> **AIM**
Transcribe every line of the listing below without any deviation.

· · · · · · ·

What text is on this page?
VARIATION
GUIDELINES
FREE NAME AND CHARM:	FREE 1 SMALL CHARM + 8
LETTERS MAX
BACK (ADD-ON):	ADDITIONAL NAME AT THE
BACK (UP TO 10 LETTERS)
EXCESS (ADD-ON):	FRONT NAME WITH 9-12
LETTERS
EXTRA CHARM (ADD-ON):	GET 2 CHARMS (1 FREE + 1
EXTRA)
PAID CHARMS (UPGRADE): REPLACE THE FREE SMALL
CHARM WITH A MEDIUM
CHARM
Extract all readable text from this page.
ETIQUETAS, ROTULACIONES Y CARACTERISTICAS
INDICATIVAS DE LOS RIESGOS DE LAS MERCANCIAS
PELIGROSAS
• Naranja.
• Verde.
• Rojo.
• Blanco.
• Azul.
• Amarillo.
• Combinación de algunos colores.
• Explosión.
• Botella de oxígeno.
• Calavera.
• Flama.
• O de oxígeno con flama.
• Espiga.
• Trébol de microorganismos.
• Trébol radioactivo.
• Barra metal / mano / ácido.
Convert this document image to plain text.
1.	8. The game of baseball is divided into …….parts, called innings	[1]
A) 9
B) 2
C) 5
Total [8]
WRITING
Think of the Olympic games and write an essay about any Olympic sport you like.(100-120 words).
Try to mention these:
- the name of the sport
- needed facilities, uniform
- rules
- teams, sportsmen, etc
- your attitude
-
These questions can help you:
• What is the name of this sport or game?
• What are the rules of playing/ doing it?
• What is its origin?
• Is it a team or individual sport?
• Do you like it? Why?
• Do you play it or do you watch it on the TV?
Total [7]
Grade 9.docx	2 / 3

· · · · · · ·

> **ANSWER FOR THIS EXERCISE**
What text is on this page?
VARIATION
GUIDELINES
FREE NAME AND CHARM:	FREE 1 SMALL CHARM + 8
LETTERS MAX
BACK (ADD-ON):	ADDITIONAL NAME AT THE
BACK (UP TO 10 LETTERS)
EXCESS (ADD-ON):	FRONT NAME WITH 9-12
LETTERS
EXTRA CHARM (ADD-ON):	GET 2 CHARMS (1 FREE + 1
EXTRA)
PAID CHARMS (UPGRADE): REPLACE THE FREE SMALL
CHARM WITH A MEDIUM
CHARM
Extract all readable text from this page.
ETIQUETAS, ROTULACIONES Y CARACTERISTICAS
INDICATIVAS DE LOS RIESGOS DE LAS MERCANCIAS
PELIGROSAS
• Naranja.
• Verde.
• Rojo.
• Blanco.
• Azul.
• Amarillo.
• Combinación de algunos colores.
• Explosión.
• Botella de oxígeno.
• Calavera.
• Flama.
• O de oxígeno con flama.
• Espiga.
• Trébol de microorganismos.
• Trébol radioactivo.
• Barra metal / mano / ácido.
Convert this document image to plain text.
1.	8. The game of baseball is divided into …….parts, called innings	[1]
A) 9
B) 2
C) 5
Total [8]
WRITING
Think of the Olympic games and write an essay about any Olympic sport you like.(100-120 words).
Try to mention these:
- the name of the sport
- needed facilities, uniform
- rules
- teams, sportsmen, etc
- your attitude
-
These questions can help you:
• What is the name of this sport or game?
• What are the rules of playing/ doing it?
• What is its origin?
• Is it a team or individual sport?
• Do you like it? Why?
• Do you play it or do you watch it on the TV?
Total [7]
Grade 9.docx	2 / 3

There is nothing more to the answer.